[Begin INFORMATION GIVEN]

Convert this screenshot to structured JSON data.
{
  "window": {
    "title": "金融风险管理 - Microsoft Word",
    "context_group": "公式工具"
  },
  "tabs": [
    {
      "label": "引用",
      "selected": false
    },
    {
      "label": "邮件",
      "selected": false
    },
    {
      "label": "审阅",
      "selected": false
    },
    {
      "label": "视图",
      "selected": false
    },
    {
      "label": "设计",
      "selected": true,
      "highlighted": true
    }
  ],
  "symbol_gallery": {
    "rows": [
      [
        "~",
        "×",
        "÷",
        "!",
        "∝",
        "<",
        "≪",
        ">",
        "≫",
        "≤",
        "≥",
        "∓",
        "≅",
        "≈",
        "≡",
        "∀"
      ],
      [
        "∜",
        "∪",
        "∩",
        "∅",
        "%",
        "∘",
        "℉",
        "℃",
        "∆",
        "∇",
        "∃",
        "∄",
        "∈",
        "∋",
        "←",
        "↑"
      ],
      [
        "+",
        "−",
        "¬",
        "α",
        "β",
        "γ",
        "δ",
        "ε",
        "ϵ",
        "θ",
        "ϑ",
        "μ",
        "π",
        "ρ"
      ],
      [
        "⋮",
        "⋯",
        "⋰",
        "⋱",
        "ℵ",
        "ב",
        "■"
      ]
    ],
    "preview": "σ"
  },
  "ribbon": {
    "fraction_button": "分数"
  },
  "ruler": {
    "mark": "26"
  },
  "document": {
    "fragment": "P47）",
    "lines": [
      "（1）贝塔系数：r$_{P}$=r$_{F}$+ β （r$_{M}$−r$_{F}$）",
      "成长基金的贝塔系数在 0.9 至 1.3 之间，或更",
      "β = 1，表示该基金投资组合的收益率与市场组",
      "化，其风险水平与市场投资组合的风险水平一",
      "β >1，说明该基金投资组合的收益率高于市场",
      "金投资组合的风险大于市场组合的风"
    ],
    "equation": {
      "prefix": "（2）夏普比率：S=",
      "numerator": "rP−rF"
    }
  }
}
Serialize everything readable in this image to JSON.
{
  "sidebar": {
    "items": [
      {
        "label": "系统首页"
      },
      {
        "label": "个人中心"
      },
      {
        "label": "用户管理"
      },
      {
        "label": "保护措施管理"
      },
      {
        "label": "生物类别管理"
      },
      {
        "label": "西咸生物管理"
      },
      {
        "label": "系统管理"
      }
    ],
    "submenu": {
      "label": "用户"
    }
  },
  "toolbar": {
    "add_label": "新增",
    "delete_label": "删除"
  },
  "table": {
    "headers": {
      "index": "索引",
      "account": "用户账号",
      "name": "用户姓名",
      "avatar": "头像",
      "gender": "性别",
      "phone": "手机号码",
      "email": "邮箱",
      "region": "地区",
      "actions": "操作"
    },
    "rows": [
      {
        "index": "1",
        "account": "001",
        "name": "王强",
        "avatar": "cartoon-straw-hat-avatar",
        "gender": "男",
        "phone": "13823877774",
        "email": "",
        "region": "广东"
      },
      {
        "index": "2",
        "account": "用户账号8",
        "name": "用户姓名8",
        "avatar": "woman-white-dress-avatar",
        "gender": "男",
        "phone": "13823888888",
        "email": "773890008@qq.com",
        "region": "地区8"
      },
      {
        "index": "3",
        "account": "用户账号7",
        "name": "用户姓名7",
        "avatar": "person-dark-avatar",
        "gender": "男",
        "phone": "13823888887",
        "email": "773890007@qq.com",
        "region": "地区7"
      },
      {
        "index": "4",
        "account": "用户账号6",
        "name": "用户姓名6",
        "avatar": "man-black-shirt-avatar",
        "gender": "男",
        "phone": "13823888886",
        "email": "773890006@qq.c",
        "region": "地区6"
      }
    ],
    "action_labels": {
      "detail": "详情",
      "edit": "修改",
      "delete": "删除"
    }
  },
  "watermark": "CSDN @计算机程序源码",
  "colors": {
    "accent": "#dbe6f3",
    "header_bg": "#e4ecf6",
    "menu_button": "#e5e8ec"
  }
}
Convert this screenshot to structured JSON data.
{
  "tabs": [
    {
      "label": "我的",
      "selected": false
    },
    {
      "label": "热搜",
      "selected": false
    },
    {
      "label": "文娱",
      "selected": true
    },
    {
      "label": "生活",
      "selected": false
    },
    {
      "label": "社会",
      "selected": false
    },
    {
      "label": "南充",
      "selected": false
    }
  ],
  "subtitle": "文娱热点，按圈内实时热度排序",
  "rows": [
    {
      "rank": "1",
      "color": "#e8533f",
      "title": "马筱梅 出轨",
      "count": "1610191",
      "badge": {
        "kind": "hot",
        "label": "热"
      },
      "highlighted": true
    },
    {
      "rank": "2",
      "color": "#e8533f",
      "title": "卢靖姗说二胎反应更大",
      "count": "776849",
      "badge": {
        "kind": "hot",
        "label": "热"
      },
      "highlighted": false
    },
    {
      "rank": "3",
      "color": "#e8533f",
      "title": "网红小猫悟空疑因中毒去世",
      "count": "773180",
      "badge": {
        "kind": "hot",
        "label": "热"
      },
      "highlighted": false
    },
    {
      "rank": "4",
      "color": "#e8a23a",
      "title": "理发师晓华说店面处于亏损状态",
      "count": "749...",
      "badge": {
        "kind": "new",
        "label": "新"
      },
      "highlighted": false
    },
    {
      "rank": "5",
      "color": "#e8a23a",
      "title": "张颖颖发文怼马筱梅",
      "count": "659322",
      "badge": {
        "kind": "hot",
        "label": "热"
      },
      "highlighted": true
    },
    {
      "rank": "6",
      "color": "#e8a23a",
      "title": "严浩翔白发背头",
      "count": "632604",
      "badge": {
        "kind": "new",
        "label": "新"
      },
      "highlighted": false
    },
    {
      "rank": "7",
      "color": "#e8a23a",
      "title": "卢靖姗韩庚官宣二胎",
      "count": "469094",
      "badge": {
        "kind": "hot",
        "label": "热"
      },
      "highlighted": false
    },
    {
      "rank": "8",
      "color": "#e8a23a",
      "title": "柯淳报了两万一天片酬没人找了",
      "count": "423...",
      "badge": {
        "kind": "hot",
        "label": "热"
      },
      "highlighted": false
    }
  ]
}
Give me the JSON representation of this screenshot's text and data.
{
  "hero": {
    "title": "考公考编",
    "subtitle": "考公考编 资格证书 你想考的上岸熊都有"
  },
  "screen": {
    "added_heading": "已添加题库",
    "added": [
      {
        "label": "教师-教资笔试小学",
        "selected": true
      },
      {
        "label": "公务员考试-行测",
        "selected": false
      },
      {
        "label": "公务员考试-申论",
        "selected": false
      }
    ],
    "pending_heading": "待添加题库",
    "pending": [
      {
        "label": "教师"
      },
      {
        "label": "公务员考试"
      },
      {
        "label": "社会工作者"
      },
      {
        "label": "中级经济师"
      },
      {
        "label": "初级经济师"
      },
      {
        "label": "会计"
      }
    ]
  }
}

[End INFORMATION GIVEN]

● REQUIREMENTS
Each line above must be reproduced exactly as it stands.

● SOLUTION BELOW
Convert this screenshot to structured JSON data.
{
  "window": {
    "title": "金融风险管理 - Microsoft Word",
    "context_group": "公式工具"
  },
  "tabs": [
    {
      "label": "引用",
      "selected": false
    },
    {
      "label": "邮件",
      "selected": false
    },
    {
      "label": "审阅",
      "selected": false
    },
    {
      "label": "视图",
      "selected": false
    },
    {
      "label": "设计",
      "selected": true,
      "highlighted": true
    }
  ],
  "symbol_gallery": {
    "rows": [
      [
        "~",
        "×",
        "÷",
        "!",
        "∝",
        "<",
        "≪",
        ">",
        "≫",
        "≤",
        "≥",
        "∓",
        "≅",
        "≈",
        "≡",
        "∀"
      ],
      [
        "∜",
        "∪",
        "∩",
        "∅",
        "%",
        "∘",
        "℉",
        "℃",
        "∆",
        "∇",
        "∃",
        "∄",
        "∈",
        "∋",
        "←",
        "↑"
      ],
      [
        "+",
        "−",
        "¬",
        "α",
        "β",
        "γ",
        "δ",
        "ε",
        "ϵ",
        "θ",
        "ϑ",
        "μ",
        "π",
        "ρ"
      ],
      [
        "⋮",
        "⋯",
        "⋰",
        "⋱",
        "ℵ",
        "ב",
        "■"
      ]
    ],
    "preview": "σ"
  },
  "ribbon": {
    "fraction_button": "分数"
  },
  "ruler": {
    "mark": "26"
  },
  "document": {
    "fragment": "P47）",
    "lines": [
      "（1）贝塔系数：r$_{P}$=r$_{F}$+ β （r$_{M}$−r$_{F}$）",
      "成长基金的贝塔系数在 0.9 至 1.3 之间，或更",
      "β = 1，表示该基金投资组合的收益率与市场组",
      "化，其风险水平与市场投资组合的风险水平一",
      "β >1，说明该基金投资组合的收益率高于市场",
      "金投资组合的风险大于市场组合的风"
    ],
    "equation": {
      "prefix": "（2）夏普比率：S=",
      "numerator": "rP−rF"
    }
  }
}
Serialize everything readable in this image to JSON.
{
  "sidebar": {
    "items": [
      {
        "label": "系统首页"
      },
      {
        "label": "个人中心"
      },
      {
        "label": "用户管理"
      },
      {
        "label": "保护措施管理"
      },
      {
        "label": "生物类别管理"
      },
      {
        "label": "西咸生物管理"
      },
      {
        "label": "系统管理"
      }
    ],
    "submenu": {
      "label": "用户"
    }
  },
  "toolbar": {
    "add_label": "新增",
    "delete_label": "删除"
  },
  "table": {
    "headers": {
      "index": "索引",
      "account": "用户账号",
      "name": "用户姓名",
      "avatar": "头像",
      "gender": "性别",
      "phone": "手机号码",
      "email": "邮箱",
      "region": "地区",
      "actions": "操作"
    },
    "rows": [
      {
        "index": "1",
        "account": "001",
        "name": "王强",
        "avatar": "cartoon-straw-hat-avatar",
        "gender": "男",
        "phone": "13823877774",
        "email": "",
        "region": "广东"
      },
      {
        "index": "2",
        "account": "用户账号8",
        "name": "用户姓名8",
        "avatar": "woman-white-dress-avatar",
        "gender": "男",
        "phone": "13823888888",
        "email": "773890008@qq.com",
        "region": "地区8"
      },
      {
        "index": "3",
        "account": "用户账号7",
        "name": "用户姓名7",
        "avatar": "person-dark-avatar",
        "gender": "男",
        "phone": "13823888887",
        "email": "773890007@qq.com",
        "region": "地区7"
      },
      {
        "index": "4",
        "account": "用户账号6",
        "name": "用户姓名6",
        "avatar": "man-black-shirt-avatar",
        "gender": "男",
        "phone": "13823888886",
        "email": "773890006@qq.c",
        "region": "地区6"
      }
    ],
    "action_labels": {
      "detail": "详情",
      "edit": "修改",
      "delete": "删除"
    }
  },
  "watermark": "CSDN @计算机程序源码",
  "colors": {
    "accent": "#dbe6f3",
    "header_bg": "#e4ecf6",
    "menu_button": "#e5e8ec"
  }
}
Convert this screenshot to structured JSON data.
{
  "tabs": [
    {
      "label": "我的",
      "selected": false
    },
    {
      "label": "热搜",
      "selected": false
    },
    {
      "label": "文娱",
      "selected": true
    },
    {
      "label": "生活",
      "selected": false
    },
    {
      "label": "社会",
      "selected": false
    },
    {
      "label": "南充",
      "selected": false
    }
  ],
  "subtitle": "文娱热点，按圈内实时热度排序",
  "rows": [
    {
      "rank": "1",
      "color": "#e8533f",
      "title": "马筱梅 出轨",
      "count": "1610191",
      "badge": {
        "kind": "hot",
        "label": "热"
      },
      "highlighted": true
    },
    {
      "rank": "2",
      "color": "#e8533f",
      "title": "卢靖姗说二胎反应更大",
      "count": "776849",
      "badge": {
        "kind": "hot",
        "label": "热"
      },
      "highlighted": false
    },
    {
      "rank": "3",
      "color": "#e8533f",
      "title": "网红小猫悟空疑因中毒去世",
      "count": "773180",
      "badge": {
        "kind": "hot",
        "label": "热"
      },
      "highlighted": false
    },
    {
      "rank": "4",
      "color": "#e8a23a",
      "title": "理发师晓华说店面处于亏损状态",
      "count": "749...",
      "badge": {
        "kind": "new",
        "label": "新"
      },
      "highlighted": false
    },
    {
      "rank": "5",
      "color": "#e8a23a",
      "title": "张颖颖发文怼马筱梅",
      "count": "659322",
      "badge": {
        "kind": "hot",
        "label": "热"
      },
      "highlighted": true
    },
    {
      "rank": "6",
      "color": "#e8a23a",
      "title": "严浩翔白发背头",
      "count": "632604",
      "badge": {
        "kind": "new",
        "label": "新"
      },
      "highlighted": false
    },
    {
      "rank": "7",
      "color": "#e8a23a",
      "title": "卢靖姗韩庚官宣二胎",
      "count": "469094",
      "badge": {
        "kind": "hot",
        "label": "热"
      },
      "highlighted": false
    },
    {
      "rank": "8",
      "color": "#e8a23a",
      "title": "柯淳报了两万一天片酬没人找了",
      "count": "423...",
      "badge": {
        "kind": "hot",
        "label": "热"
      },
      "highlighted": false
    }
  ]
}
Give me the JSON representation of this screenshot's text and data.
{
  "hero": {
    "title": "考公考编",
    "subtitle": "考公考编 资格证书 你想考的上岸熊都有"
  },
  "screen": {
    "added_heading": "已添加题库",
    "added": [
      {
        "label": "教师-教资笔试小学",
        "selected": true
      },
      {
        "label": "公务员考试-行测",
        "selected": false
      },
      {
        "label": "公务员考试-申论",
        "selected": false
      }
    ],
    "pending_heading": "待添加题库",
    "pending": [
      {
        "label": "教师"
      },
      {
        "label": "公务员考试"
      },
      {
        "label": "社会工作者"
      },
      {
        "label": "中级经济师"
      },
      {
        "label": "初级经济师"
      },
      {
        "label": "会计"
      }
    ]
  }
}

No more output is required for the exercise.